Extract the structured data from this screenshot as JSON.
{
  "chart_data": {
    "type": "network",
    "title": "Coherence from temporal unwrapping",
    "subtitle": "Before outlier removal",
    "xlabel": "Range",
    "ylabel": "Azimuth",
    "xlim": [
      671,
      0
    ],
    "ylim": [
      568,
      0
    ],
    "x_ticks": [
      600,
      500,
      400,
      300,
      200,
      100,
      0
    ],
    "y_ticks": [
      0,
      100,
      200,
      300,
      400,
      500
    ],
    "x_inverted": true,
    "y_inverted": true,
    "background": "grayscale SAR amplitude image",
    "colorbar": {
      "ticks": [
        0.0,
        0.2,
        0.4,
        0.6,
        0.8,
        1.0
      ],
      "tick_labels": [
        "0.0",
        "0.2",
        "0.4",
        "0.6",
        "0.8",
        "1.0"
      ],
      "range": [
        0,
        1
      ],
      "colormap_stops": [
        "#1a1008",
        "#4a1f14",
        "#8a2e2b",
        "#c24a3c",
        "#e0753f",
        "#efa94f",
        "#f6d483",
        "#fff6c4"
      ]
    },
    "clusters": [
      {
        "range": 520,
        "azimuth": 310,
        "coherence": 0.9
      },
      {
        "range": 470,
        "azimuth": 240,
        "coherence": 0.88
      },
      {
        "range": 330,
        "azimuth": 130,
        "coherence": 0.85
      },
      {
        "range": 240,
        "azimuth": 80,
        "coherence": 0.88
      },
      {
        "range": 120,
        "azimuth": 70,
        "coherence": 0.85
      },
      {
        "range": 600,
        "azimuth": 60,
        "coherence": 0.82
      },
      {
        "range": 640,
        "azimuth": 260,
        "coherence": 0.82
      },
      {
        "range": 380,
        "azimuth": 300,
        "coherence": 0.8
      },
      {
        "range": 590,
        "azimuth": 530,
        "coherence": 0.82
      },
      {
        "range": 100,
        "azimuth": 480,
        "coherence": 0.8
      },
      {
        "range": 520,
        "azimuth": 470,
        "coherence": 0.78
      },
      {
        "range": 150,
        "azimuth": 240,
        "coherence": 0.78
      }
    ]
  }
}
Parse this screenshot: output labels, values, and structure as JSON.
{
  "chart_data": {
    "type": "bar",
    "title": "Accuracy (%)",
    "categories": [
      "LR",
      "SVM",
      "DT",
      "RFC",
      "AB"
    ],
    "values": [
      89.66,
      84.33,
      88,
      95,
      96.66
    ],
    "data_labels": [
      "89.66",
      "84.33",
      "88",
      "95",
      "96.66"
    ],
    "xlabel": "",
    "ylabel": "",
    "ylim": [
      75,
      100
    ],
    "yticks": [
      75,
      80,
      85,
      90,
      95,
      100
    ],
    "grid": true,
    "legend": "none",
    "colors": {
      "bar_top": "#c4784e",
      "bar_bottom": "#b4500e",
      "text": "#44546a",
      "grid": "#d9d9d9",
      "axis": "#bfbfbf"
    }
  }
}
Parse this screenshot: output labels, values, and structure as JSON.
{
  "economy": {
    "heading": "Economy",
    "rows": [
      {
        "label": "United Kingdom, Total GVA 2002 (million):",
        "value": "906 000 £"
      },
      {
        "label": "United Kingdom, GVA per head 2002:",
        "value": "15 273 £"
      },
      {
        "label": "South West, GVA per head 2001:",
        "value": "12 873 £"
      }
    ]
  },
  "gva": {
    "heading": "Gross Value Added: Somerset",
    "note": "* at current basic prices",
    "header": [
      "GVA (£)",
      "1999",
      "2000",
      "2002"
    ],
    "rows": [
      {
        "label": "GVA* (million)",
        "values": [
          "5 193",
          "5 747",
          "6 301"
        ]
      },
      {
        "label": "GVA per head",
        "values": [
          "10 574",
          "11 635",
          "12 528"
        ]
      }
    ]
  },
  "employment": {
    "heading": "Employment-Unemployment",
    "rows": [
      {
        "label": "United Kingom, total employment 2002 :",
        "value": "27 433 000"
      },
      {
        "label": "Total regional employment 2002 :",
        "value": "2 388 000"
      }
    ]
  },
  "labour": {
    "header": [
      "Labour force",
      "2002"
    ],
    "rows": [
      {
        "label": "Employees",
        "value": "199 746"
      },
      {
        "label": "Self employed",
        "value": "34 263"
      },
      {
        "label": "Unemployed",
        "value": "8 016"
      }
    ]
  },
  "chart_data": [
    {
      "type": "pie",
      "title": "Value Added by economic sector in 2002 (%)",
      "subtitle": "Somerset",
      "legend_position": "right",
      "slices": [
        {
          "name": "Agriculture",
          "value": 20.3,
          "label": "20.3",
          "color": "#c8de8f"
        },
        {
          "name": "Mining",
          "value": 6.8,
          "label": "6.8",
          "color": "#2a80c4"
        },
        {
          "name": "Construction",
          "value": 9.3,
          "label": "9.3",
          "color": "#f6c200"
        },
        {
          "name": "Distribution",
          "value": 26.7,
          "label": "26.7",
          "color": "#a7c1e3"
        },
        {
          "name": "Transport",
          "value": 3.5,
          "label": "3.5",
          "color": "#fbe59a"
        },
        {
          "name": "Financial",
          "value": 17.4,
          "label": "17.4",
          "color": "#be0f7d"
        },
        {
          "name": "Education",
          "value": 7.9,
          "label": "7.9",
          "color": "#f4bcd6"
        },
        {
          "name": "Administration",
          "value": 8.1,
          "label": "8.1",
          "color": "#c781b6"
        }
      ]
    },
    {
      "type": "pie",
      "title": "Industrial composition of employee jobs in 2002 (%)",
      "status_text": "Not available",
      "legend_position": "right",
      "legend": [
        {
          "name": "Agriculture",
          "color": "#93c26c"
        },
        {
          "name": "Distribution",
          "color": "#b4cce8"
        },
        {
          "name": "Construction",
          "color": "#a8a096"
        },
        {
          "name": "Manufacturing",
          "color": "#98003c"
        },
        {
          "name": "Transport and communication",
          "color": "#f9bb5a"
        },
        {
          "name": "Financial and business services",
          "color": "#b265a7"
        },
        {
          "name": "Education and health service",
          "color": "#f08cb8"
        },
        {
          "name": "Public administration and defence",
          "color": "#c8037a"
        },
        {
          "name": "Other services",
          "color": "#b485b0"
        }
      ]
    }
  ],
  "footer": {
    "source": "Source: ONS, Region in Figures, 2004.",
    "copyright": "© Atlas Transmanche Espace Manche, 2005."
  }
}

TASK: Each line of the material must be restated exactly.

RESULT OF THIS TASK:
Extract the structured data from this screenshot as JSON.
{
  "chart_data": {
    "type": "network",
    "title": "Coherence from temporal unwrapping",
    "subtitle": "Before outlier removal",
    "xlabel": "Range",
    "ylabel": "Azimuth",
    "xlim": [
      671,
      0
    ],
    "ylim": [
      568,
      0
    ],
    "x_ticks": [
      600,
      500,
      400,
      300,
      200,
      100,
      0
    ],
    "y_ticks": [
      0,
      100,
      200,
      300,
      400,
      500
    ],
    "x_inverted": true,
    "y_inverted": true,
    "background": "grayscale SAR amplitude image",
    "colorbar": {
      "ticks": [
        0.0,
        0.2,
        0.4,
        0.6,
        0.8,
        1.0
      ],
      "tick_labels": [
        "0.0",
        "0.2",
        "0.4",
        "0.6",
        "0.8",
        "1.0"
      ],
      "range": [
        0,
        1
      ],
      "colormap_stops": [
        "#1a1008",
        "#4a1f14",
        "#8a2e2b",
        "#c24a3c",
        "#e0753f",
        "#efa94f",
        "#f6d483",
        "#fff6c4"
      ]
    },
    "clusters": [
      {
        "range": 520,
        "azimuth": 310,
        "coherence": 0.9
      },
      {
        "range": 470,
        "azimuth": 240,
        "coherence": 0.88
      },
      {
        "range": 330,
        "azimuth": 130,
        "coherence": 0.85
      },
      {
        "range": 240,
        "azimuth": 80,
        "coherence": 0.88
      },
      {
        "range": 120,
        "azimuth": 70,
        "coherence": 0.85
      },
      {
        "range": 600,
        "azimuth": 60,
        "coherence": 0.82
      },
      {
        "range": 640,
        "azimuth": 260,
        "coherence": 0.82
      },
      {
        "range": 380,
        "azimuth": 300,
        "coherence": 0.8
      },
      {
        "range": 590,
        "azimuth": 530,
        "coherence": 0.82
      },
      {
        "range": 100,
        "azimuth": 480,
        "coherence": 0.8
      },
      {
        "range": 520,
        "azimuth": 470,
        "coherence": 0.78
      },
      {
        "range": 150,
        "azimuth": 240,
        "coherence": 0.78
      }
    ]
  }
}
Parse this screenshot: output labels, values, and structure as JSON.
{
  "chart_data": {
    "type": "bar",
    "title": "Accuracy (%)",
    "categories": [
      "LR",
      "SVM",
      "DT",
      "RFC",
      "AB"
    ],
    "values": [
      89.66,
      84.33,
      88,
      95,
      96.66
    ],
    "data_labels": [
      "89.66",
      "84.33",
      "88",
      "95",
      "96.66"
    ],
    "xlabel": "",
    "ylabel": "",
    "ylim": [
      75,
      100
    ],
    "yticks": [
      75,
      80,
      85,
      90,
      95,
      100
    ],
    "grid": true,
    "legend": "none",
    "colors": {
      "bar_top": "#c4784e",
      "bar_bottom": "#b4500e",
      "text": "#44546a",
      "grid": "#d9d9d9",
      "axis": "#bfbfbf"
    }
  }
}
Parse this screenshot: output labels, values, and structure as JSON.
{
  "economy": {
    "heading": "Economy",
    "rows": [
      {
        "label": "United Kingdom, Total GVA 2002 (million):",
        "value": "906 000 £"
      },
      {
        "label": "United Kingdom, GVA per head 2002:",
        "value": "15 273 £"
      },
      {
        "label": "South West, GVA per head 2001:",
        "value": "12 873 £"
      }
    ]
  },
  "gva": {
    "heading": "Gross Value Added: Somerset",
    "note": "* at current basic prices",
    "header": [
      "GVA (£)",
      "1999",
      "2000",
      "2002"
    ],
    "rows": [
      {
        "label": "GVA* (million)",
        "values": [
          "5 193",
          "5 747",
          "6 301"
        ]
      },
      {
        "label": "GVA per head",
        "values": [
          "10 574",
          "11 635",
          "12 528"
        ]
      }
    ]
  },
  "employment": {
    "heading": "Employment-Unemployment",
    "rows": [
      {
        "label": "United Kingom, total employment 2002 :",
        "value": "27 433 000"
      },
      {
        "label": "Total regional employment 2002 :",
        "value": "2 388 000"
      }
    ]
  },
  "labour": {
    "header": [
      "Labour force",
      "2002"
    ],
    "rows": [
      {
        "label": "Employees",
        "value": "199 746"
      },
      {
        "label": "Self employed",
        "value": "34 263"
      },
      {
        "label": "Unemployed",
        "value": "8 016"
      }
    ]
  },
  "chart_data": [
    {
      "type": "pie",
      "title": "Value Added by economic sector in 2002 (%)",
      "subtitle": "Somerset",
      "legend_position": "right",
      "slices": [
        {
          "name": "Agriculture",
          "value": 20.3,
          "label": "20.3",
          "color": "#c8de8f"
        },
        {
          "name": "Mining",
          "value": 6.8,
          "label": "6.8",
          "color": "#2a80c4"
        },
        {
          "name": "Construction",
          "value": 9.3,
          "label": "9.3",
          "color": "#f6c200"
        },
        {
          "name": "Distribution",
          "value": 26.7,
          "label": "26.7",
          "color": "#a7c1e3"
        },
        {
          "name": "Transport",
          "value": 3.5,
          "label": "3.5",
          "color": "#fbe59a"
        },
        {
          "name": "Financial",
          "value": 17.4,
          "label": "17.4",
          "color": "#be0f7d"
        },
        {
          "name": "Education",
          "value": 7.9,
          "label": "7.9",
          "color": "#f4bcd6"
        },
        {
          "name": "Administration",
          "value": 8.1,
          "label": "8.1",
          "color": "#c781b6"
        }
      ]
    },
    {
      "type": "pie",
      "title": "Industrial composition of employee jobs in 2002 (%)",
      "status_text": "Not available",
      "legend_position": "right",
      "legend": [
        {
          "name": "Agriculture",
          "color": "#93c26c"
        },
        {
          "name": "Distribution",
          "color": "#b4cce8"
        },
        {
          "name": "Construction",
          "color": "#a8a096"
        },
        {
          "name": "Manufacturing",
          "color": "#98003c"
        },
        {
          "name": "Transport and communication",
          "color": "#f9bb5a"
        },
        {
          "name": "Financial and business services",
          "color": "#b265a7"
        },
        {
          "name": "Education and health service",
          "color": "#f08cb8"
        },
        {
          "name": "Public administration and defence",
          "color": "#c8037a"
        },
        {
          "name": "Other services",
          "color": "#b485b0"
        }
      ]
    }
  ],
  "footer": {
    "source": "Source: ONS, Region in Figures, 2004.",
    "copyright": "© Atlas Transmanche Espace Manche, 2005."
  }
}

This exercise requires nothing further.